Records supplied:
_ _ _

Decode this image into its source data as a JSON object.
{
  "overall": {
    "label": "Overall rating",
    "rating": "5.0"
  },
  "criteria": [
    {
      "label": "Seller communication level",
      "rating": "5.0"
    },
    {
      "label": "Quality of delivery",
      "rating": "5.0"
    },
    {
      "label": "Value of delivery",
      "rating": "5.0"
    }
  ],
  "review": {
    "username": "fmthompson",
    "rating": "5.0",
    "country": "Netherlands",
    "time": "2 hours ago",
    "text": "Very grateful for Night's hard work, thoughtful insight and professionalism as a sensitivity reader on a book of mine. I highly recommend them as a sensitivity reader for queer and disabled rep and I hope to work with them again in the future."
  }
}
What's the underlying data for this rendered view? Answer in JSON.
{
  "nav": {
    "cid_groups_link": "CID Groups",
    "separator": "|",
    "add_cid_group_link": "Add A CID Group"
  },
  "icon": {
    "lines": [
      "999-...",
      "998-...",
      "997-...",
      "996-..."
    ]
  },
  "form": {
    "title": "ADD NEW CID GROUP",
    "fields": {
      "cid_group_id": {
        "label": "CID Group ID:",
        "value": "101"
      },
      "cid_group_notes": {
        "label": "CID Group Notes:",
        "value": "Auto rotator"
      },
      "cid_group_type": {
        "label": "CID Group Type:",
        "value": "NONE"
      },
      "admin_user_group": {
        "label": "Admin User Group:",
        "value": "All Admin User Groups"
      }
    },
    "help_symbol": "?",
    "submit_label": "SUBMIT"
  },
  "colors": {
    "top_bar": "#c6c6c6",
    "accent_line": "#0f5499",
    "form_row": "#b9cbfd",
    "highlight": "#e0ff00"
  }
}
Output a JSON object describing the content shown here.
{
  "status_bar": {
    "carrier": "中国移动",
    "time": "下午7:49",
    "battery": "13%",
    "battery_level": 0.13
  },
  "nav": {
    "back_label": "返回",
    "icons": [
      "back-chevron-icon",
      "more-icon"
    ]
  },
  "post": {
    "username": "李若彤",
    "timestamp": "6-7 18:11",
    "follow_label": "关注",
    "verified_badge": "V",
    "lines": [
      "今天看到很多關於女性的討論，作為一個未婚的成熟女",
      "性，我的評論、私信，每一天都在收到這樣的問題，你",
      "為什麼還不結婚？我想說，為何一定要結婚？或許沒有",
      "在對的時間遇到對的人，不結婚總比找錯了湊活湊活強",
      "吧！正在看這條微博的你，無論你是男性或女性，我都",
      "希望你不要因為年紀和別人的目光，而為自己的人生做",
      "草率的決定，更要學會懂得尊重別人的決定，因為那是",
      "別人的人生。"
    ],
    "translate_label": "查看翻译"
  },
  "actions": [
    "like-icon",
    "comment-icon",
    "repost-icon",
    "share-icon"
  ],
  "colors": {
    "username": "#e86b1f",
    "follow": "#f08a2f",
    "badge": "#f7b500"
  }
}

_ _ _

Task goal:
Above are the records; copy all of them exactly.

Answer to the task:
Decode this image into its source data as a JSON object.
{
  "overall": {
    "label": "Overall rating",
    "rating": "5.0"
  },
  "criteria": [
    {
      "label": "Seller communication level",
      "rating": "5.0"
    },
    {
      "label": "Quality of delivery",
      "rating": "5.0"
    },
    {
      "label": "Value of delivery",
      "rating": "5.0"
    }
  ],
  "review": {
    "username": "fmthompson",
    "rating": "5.0",
    "country": "Netherlands",
    "time": "2 hours ago",
    "text": "Very grateful for Night's hard work, thoughtful insight and professionalism as a sensitivity reader on a book of mine. I highly recommend them as a sensitivity reader for queer and disabled rep and I hope to work with them again in the future."
  }
}
What's the underlying data for this rendered view? Answer in JSON.
{
  "nav": {
    "cid_groups_link": "CID Groups",
    "separator": "|",
    "add_cid_group_link": "Add A CID Group"
  },
  "icon": {
    "lines": [
      "999-...",
      "998-...",
      "997-...",
      "996-..."
    ]
  },
  "form": {
    "title": "ADD NEW CID GROUP",
    "fields": {
      "cid_group_id": {
        "label": "CID Group ID:",
        "value": "101"
      },
      "cid_group_notes": {
        "label": "CID Group Notes:",
        "value": "Auto rotator"
      },
      "cid_group_type": {
        "label": "CID Group Type:",
        "value": "NONE"
      },
      "admin_user_group": {
        "label": "Admin User Group:",
        "value": "All Admin User Groups"
      }
    },
    "help_symbol": "?",
    "submit_label": "SUBMIT"
  },
  "colors": {
    "top_bar": "#c6c6c6",
    "accent_line": "#0f5499",
    "form_row": "#b9cbfd",
    "highlight": "#e0ff00"
  }
}
Output a JSON object describing the content shown here.
{
  "status_bar": {
    "carrier": "中国移动",
    "time": "下午7:49",
    "battery": "13%",
    "battery_level": 0.13
  },
  "nav": {
    "back_label": "返回",
    "icons": [
      "back-chevron-icon",
      "more-icon"
    ]
  },
  "post": {
    "username": "李若彤",
    "timestamp": "6-7 18:11",
    "follow_label": "关注",
    "verified_badge": "V",
    "lines": [
      "今天看到很多關於女性的討論，作為一個未婚的成熟女",
      "性，我的評論、私信，每一天都在收到這樣的問題，你",
      "為什麼還不結婚？我想說，為何一定要結婚？或許沒有",
      "在對的時間遇到對的人，不結婚總比找錯了湊活湊活強",
      "吧！正在看這條微博的你，無論你是男性或女性，我都",
      "希望你不要因為年紀和別人的目光，而為自己的人生做",
      "草率的決定，更要學會懂得尊重別人的決定，因為那是",
      "別人的人生。"
    ],
    "translate_label": "查看翻译"
  },
  "actions": [
    "like-icon",
    "comment-icon",
    "repost-icon",
    "share-icon"
  ],
  "colors": {
    "username": "#e86b1f",
    "follow": "#f08a2f",
    "badge": "#f7b500"
  }
}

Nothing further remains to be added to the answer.